### Goal:
Pull every line containing "Séqueſtre" out of the material below.
----- Information provided -----
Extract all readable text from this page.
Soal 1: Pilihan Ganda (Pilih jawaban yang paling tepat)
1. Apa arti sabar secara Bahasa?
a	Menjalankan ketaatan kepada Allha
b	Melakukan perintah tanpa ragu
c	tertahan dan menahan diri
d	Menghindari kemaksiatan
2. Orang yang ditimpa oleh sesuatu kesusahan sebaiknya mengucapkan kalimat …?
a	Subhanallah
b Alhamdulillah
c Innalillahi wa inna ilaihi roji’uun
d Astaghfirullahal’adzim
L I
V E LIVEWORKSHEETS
-----
----- Information provided -----
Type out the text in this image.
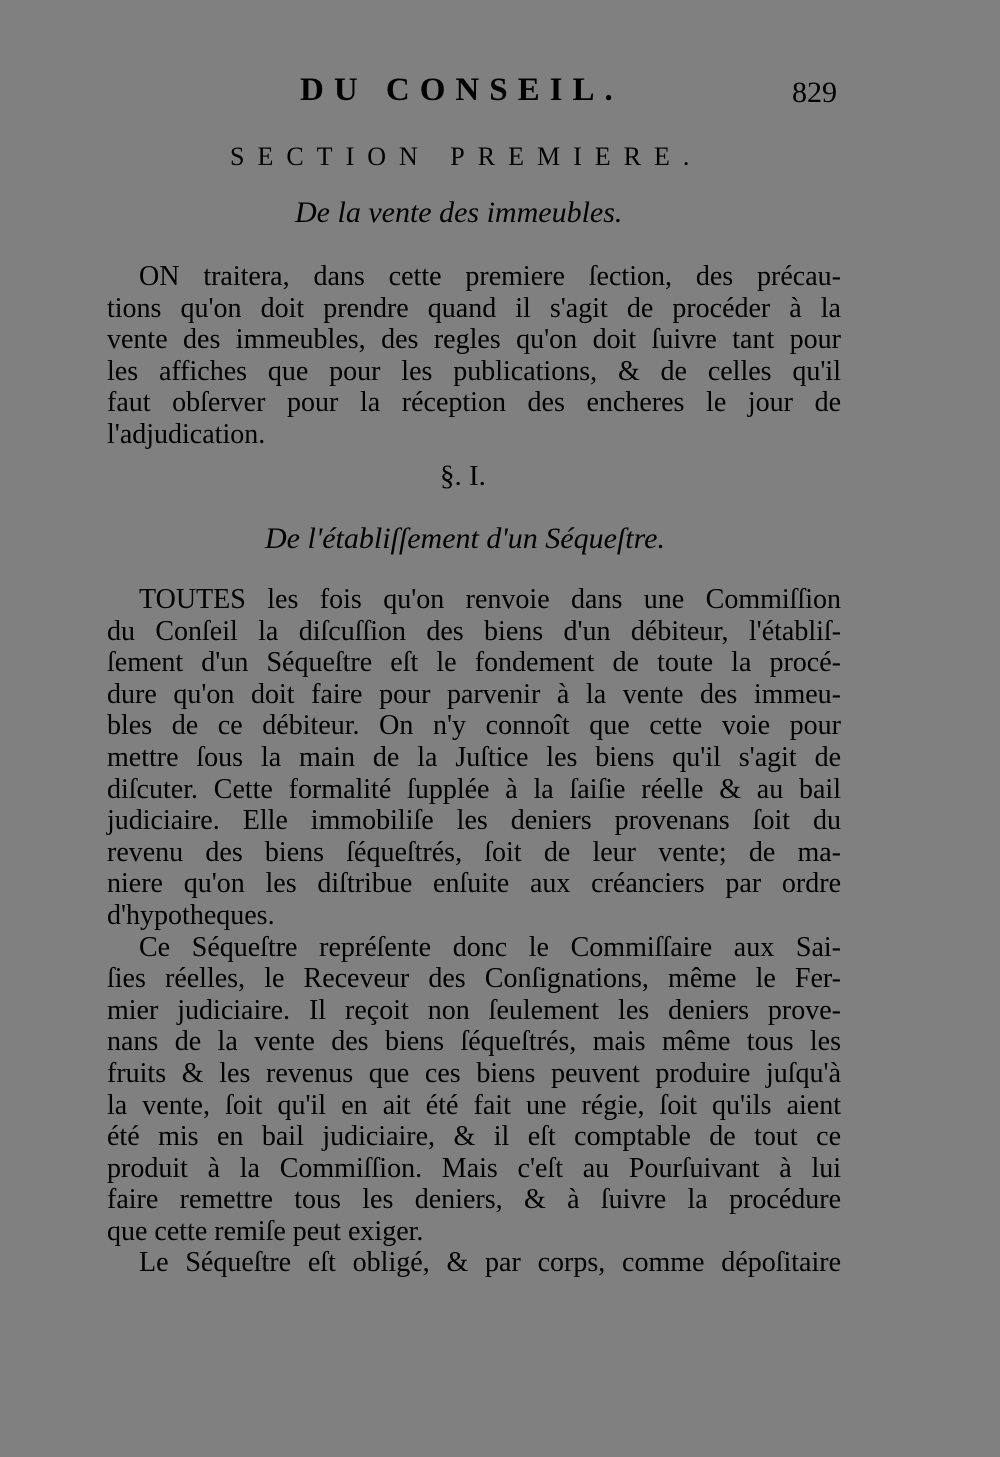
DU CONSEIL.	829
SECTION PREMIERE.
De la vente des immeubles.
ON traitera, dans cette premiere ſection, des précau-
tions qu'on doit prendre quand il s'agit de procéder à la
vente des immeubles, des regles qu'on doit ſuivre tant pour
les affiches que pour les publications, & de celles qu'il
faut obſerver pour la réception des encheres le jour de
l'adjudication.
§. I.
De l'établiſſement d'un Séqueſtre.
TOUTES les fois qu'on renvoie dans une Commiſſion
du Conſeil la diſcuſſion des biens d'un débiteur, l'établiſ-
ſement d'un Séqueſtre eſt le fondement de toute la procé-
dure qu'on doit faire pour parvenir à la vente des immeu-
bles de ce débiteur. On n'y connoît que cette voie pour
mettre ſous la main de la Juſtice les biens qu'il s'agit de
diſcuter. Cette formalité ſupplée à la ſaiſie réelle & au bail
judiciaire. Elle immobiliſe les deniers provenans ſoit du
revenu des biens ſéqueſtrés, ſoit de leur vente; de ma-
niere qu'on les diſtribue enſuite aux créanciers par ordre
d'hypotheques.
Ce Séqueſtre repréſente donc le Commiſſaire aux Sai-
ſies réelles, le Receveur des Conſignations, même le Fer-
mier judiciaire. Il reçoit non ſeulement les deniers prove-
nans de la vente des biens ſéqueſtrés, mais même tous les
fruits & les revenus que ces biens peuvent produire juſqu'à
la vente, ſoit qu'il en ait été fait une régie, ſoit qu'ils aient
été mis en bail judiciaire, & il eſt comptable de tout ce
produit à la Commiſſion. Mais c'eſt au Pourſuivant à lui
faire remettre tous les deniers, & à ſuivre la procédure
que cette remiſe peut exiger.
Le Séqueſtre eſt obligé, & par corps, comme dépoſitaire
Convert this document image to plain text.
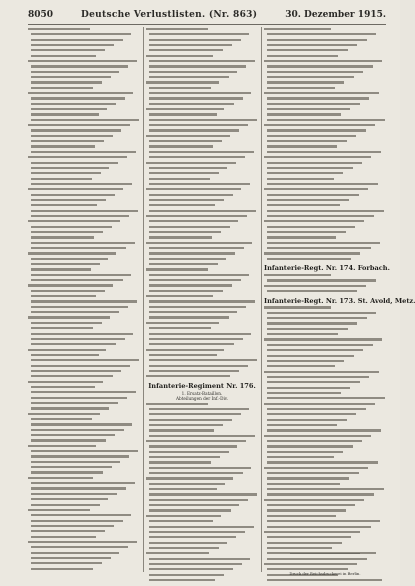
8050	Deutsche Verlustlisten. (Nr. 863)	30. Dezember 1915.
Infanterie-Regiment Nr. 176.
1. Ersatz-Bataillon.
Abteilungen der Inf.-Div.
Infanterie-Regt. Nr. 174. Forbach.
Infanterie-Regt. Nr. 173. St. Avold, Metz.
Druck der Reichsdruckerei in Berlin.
-----
----- Information provided -----
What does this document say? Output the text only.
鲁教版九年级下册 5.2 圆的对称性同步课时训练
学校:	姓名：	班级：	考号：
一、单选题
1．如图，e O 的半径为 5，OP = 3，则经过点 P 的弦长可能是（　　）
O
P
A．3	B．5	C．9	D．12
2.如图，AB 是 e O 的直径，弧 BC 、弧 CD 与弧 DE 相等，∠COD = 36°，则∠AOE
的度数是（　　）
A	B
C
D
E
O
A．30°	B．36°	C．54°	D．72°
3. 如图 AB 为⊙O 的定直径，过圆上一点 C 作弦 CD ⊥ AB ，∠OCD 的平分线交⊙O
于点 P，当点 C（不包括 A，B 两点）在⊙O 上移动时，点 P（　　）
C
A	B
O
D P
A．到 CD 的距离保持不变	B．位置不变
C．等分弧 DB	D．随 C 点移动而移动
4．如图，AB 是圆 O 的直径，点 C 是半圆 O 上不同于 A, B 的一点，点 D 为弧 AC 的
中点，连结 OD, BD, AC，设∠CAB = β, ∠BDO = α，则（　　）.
-----
### Finished exercise:
De l'établiſſement d'un Séqueſtre.
ſement d'un Séqueſtre eſt le fondement de toute la procé-
Ce Séqueſtre repréſente donc le Commiſſaire aux Sai-
Le Séqueſtre eſt obligé, & par corps, comme dépoſitaire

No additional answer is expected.